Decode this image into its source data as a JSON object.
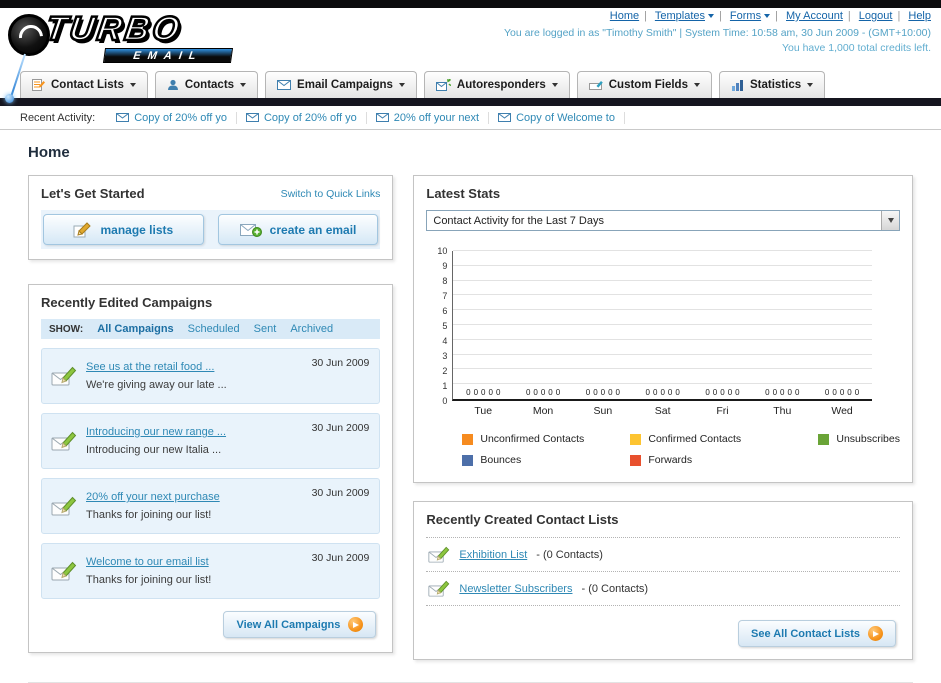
{
  "header": {
    "logo_line1": "TURBO",
    "logo_line2": "EMAIL",
    "top_links": [
      "Home",
      "Templates",
      "Forms",
      "My Account",
      "Logout",
      "Help"
    ],
    "login_status": "You are logged in as \"Timothy Smith\" | System Time: 10:58 am, 30 Jun 2009 - (GMT+10:00)",
    "credits": "You have 1,000 total credits left."
  },
  "nav": {
    "tabs": [
      {
        "label": "Contact Lists"
      },
      {
        "label": "Contacts"
      },
      {
        "label": "Email Campaigns"
      },
      {
        "label": "Autoresponders"
      },
      {
        "label": "Custom Fields"
      },
      {
        "label": "Statistics"
      }
    ]
  },
  "recent_activity": {
    "label": "Recent Activity:",
    "items": [
      "Copy of 20% off yo",
      "Copy of 20% off yo",
      "20% off your next",
      "Copy of Welcome to"
    ]
  },
  "page_title": "Home",
  "get_started": {
    "title": "Let's Get Started",
    "switch_link": "Switch to Quick Links",
    "manage_lists_label": "manage lists",
    "create_email_label": "create an email"
  },
  "campaigns": {
    "title": "Recently Edited Campaigns",
    "show_label": "SHOW:",
    "filters": [
      "All Campaigns",
      "Scheduled",
      "Sent",
      "Archived"
    ],
    "active_filter": "All Campaigns",
    "items": [
      {
        "title": "See us at the retail food ...",
        "subtitle": "We're giving away our late ...",
        "date": "30 Jun 2009"
      },
      {
        "title": "Introducing our new range ...",
        "subtitle": "Introducing our new Italia ...",
        "date": "30 Jun 2009"
      },
      {
        "title": "20% off your next purchase",
        "subtitle": "Thanks for joining our list!",
        "date": "30 Jun 2009"
      },
      {
        "title": "Welcome to our email list",
        "subtitle": "Thanks for joining our list!",
        "date": "30 Jun 2009"
      }
    ],
    "view_all_label": "View All Campaigns"
  },
  "stats": {
    "title": "Latest Stats",
    "period_selector": "Contact Activity for the Last 7 Days",
    "chart_data": {
      "type": "bar",
      "title": "Contact Activity for the Last 7 Days",
      "categories": [
        "Tue",
        "Mon",
        "Sun",
        "Sat",
        "Fri",
        "Thu",
        "Wed"
      ],
      "series": [
        {
          "name": "Unconfirmed Contacts",
          "color": "#f68b1f",
          "values": [
            0,
            0,
            0,
            0,
            0,
            0,
            0
          ]
        },
        {
          "name": "Confirmed Contacts",
          "color": "#fdc431",
          "values": [
            0,
            0,
            0,
            0,
            0,
            0,
            0
          ]
        },
        {
          "name": "Unsubscribes",
          "color": "#6aa437",
          "values": [
            0,
            0,
            0,
            0,
            0,
            0,
            0
          ]
        },
        {
          "name": "Bounces",
          "color": "#4d6fa9",
          "values": [
            0,
            0,
            0,
            0,
            0,
            0,
            0
          ]
        },
        {
          "name": "Forwards",
          "color": "#e8502e",
          "values": [
            0,
            0,
            0,
            0,
            0,
            0,
            0
          ]
        }
      ],
      "xlabel": "",
      "ylabel": "",
      "ylim": [
        0,
        10
      ],
      "yticks": [
        0,
        1,
        2,
        3,
        4,
        5,
        6,
        7,
        8,
        9,
        10
      ],
      "grid": true,
      "legend_position": "bottom"
    }
  },
  "contact_lists": {
    "title": "Recently Created Contact Lists",
    "items": [
      {
        "name": "Exhibition List",
        "detail": "- (0 Contacts)"
      },
      {
        "name": "Newsletter Subscribers",
        "detail": "- (0 Contacts)"
      }
    ],
    "see_all_label": "See All Contact Lists"
  }
}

- Exercise instructions: Tally up the lines holding the word "next" in the data above, and answer with that figure only.

- Solved problem: 2